TEXT PASSAGE:
━━━━━━━━━━━━━━━━

Campaign 1: Local/Scaled Campaign

Container: CONTENT SCALING OLIVER TEST 3
Campaign ID: C000000551
Campaign Name: CONTENT_SCALING_OLI_JV_LA_DE_NUT_0000551
Global Campaign Reference: C000000068  ← Points to the global master!

Campaign 2: Global Master Campaign

Container: NUTELLA PLANT-BASED LAUNCH
Campaign ID: C000000068  ← This is the global master!
Campaign Name: GL_FY25_NUT_30_NUTELLA_PLANT_00068
Global Campaign Reference: (empty/not set)

Understanding the Relationship

  1. Campaign C000000551 is a local/scaled campaign
  2. Its Global Campaign Reference field contains C000000068
  3. Campaign C000000068 is the global master campaign
  4. Therefore: When downloading an asset from C000000551, store C000000068 as the global_master_campaign_id

Database Storage Recommendation

When storing asset metadata in your database:

def process_asset_for_database(json_data):
    """Process asset JSON and prepare database record"""

    # Extract basic asset info
    asset_id = json_data.get('asset_id')
    asset_name = json_data.get('name')

    # Extract Global/Local status
    global_local_status = get_asset_global_local_status(json_data)

    # Extract campaign info
    campaigns = extract_campaign_info(json_data)

    # Extract folder paths
    folder_paths = extract_folder_paths(json_data)

━━━━━━━━━━━━━━━━

EXTRACTED ENTRIES:
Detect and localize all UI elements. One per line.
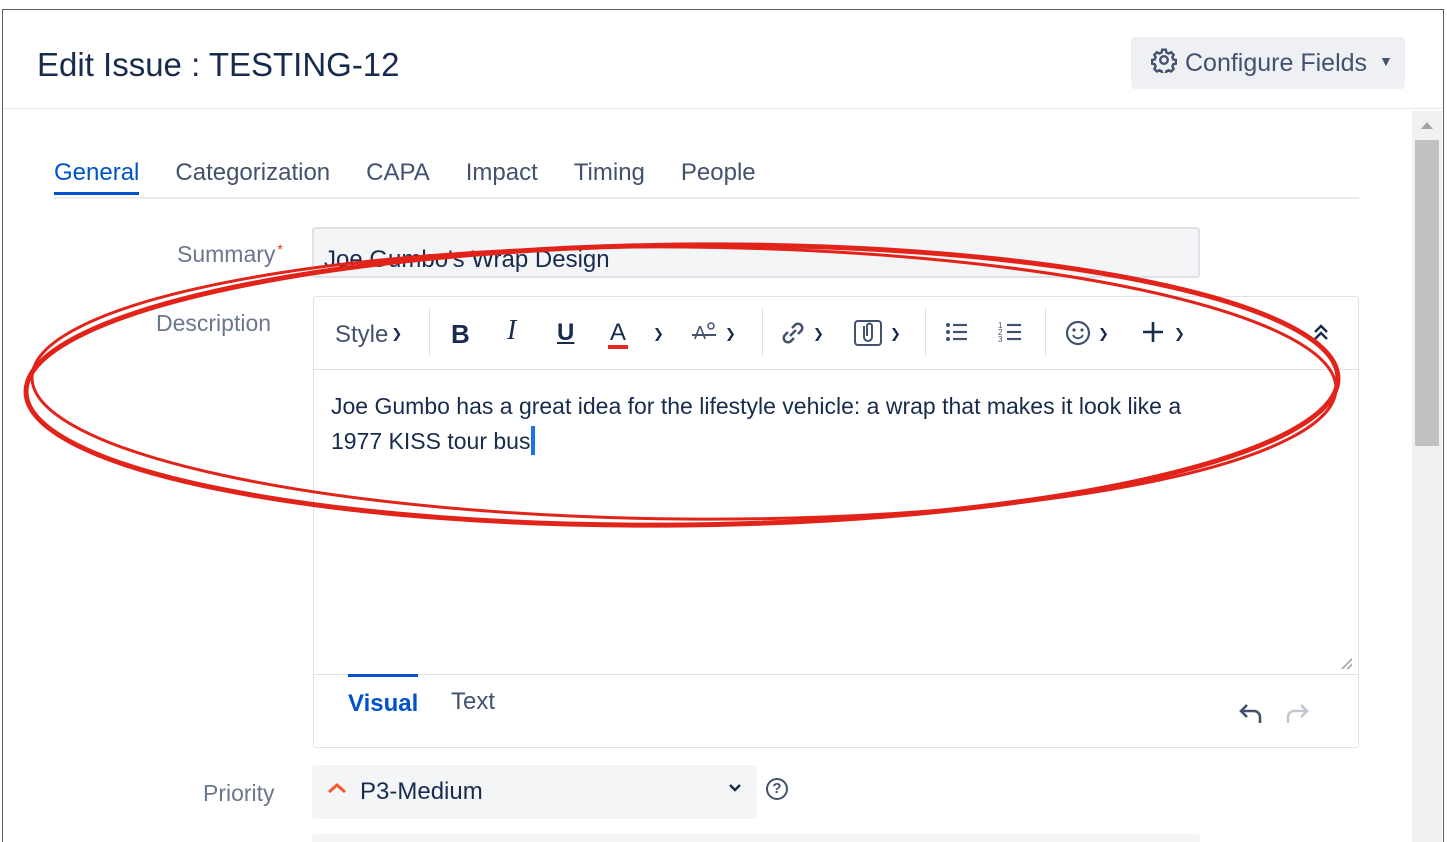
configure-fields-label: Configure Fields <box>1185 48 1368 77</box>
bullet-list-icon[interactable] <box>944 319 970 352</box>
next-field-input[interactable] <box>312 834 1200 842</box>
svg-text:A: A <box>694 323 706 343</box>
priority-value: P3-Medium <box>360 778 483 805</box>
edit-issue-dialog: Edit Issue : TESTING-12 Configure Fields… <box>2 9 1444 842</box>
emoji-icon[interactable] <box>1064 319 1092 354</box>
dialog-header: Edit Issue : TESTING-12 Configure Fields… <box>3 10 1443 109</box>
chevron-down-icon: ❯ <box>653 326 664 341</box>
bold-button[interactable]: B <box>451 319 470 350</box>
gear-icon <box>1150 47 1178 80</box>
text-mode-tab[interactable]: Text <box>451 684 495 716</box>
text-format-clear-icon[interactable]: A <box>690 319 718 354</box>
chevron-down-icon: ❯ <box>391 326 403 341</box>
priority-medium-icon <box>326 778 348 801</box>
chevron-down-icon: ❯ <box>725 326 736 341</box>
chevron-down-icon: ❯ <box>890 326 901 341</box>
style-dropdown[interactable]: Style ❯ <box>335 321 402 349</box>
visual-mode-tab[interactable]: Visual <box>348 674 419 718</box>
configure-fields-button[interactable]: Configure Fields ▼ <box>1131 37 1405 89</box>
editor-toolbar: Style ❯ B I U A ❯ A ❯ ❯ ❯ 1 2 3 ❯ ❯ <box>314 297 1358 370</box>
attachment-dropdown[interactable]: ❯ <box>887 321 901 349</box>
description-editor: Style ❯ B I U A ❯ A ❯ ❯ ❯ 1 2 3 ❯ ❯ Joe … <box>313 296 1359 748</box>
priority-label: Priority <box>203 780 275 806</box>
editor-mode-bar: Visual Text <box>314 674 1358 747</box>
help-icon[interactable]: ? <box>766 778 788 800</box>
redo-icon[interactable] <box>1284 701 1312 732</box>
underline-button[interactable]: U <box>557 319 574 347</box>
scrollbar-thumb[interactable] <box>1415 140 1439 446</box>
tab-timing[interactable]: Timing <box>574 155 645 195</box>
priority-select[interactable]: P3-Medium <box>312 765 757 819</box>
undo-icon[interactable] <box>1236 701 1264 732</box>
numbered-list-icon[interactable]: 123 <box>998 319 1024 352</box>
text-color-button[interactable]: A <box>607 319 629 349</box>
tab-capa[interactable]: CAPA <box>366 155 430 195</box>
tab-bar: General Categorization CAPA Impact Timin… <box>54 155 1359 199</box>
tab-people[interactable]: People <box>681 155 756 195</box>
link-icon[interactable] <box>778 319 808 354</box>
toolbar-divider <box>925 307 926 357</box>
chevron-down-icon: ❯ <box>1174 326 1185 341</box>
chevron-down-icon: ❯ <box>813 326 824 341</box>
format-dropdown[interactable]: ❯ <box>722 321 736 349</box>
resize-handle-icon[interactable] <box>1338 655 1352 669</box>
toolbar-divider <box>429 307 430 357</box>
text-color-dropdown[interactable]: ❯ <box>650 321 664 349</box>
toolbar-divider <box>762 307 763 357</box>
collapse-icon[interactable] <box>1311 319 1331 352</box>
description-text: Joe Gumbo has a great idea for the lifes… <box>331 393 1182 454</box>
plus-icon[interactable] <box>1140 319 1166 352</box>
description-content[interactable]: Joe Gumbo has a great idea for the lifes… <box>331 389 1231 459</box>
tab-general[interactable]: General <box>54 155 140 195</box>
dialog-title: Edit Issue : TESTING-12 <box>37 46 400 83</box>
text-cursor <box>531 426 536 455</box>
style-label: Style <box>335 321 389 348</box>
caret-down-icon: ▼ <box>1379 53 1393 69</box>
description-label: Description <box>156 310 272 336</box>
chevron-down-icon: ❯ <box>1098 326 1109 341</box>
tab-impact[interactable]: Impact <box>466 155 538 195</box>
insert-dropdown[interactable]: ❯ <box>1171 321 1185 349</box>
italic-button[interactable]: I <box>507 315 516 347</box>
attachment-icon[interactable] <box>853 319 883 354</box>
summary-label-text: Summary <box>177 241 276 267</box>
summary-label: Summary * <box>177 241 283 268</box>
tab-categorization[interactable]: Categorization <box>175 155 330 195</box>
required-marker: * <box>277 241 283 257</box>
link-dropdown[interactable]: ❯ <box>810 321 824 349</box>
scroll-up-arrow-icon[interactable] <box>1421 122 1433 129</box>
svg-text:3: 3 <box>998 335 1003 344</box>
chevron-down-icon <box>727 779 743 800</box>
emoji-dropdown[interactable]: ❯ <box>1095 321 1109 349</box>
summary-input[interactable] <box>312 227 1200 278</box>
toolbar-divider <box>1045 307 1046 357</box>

━━━━━━━━━━━━━━━━

TASKS FOR THIS EXERCISE:
• 1. Reproduce the passage of the campaign notes starting with "Database Storage Recommendation" and going on through "asset_id = json_data.get('asset_id')".
• 2. In the campaign notes, list every variable name that is assigned a value inside the function process_asset_for_database.
The items are not needed for this work.

ANSWERS BY TASK:
• 1.
Database Storage Recommendation

When storing asset metadata in your database:

def process_asset_for_database(json_data):
    """Process asset JSON and prepare database record"""

    # Extract basic asset info
    asset_id = json_data.get('asset_id')

• 2. asset_id, asset_name, global_local_status, campaigns, folder_paths